**AIM**.
Tally the lines that hold the string "Aktivni", and reply with the count alone.

[BEGIN DATASET EXTRACT]

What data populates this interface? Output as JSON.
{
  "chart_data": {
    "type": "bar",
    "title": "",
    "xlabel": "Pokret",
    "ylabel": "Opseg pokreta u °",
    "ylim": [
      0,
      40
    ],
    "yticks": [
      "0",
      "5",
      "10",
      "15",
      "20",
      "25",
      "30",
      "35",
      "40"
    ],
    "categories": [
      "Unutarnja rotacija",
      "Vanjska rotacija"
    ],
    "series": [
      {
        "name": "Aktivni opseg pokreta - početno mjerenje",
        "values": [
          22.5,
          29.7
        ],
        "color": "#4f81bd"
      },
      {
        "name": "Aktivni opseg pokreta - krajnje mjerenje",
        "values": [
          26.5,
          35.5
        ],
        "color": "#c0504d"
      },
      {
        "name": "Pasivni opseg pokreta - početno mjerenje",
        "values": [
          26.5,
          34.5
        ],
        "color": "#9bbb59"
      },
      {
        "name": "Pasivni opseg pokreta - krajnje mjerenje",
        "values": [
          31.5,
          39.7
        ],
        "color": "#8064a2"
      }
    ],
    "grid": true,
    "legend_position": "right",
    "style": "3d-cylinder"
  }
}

[END DATASET EXTRACT]

**EXERCISE SOLUTION**.
2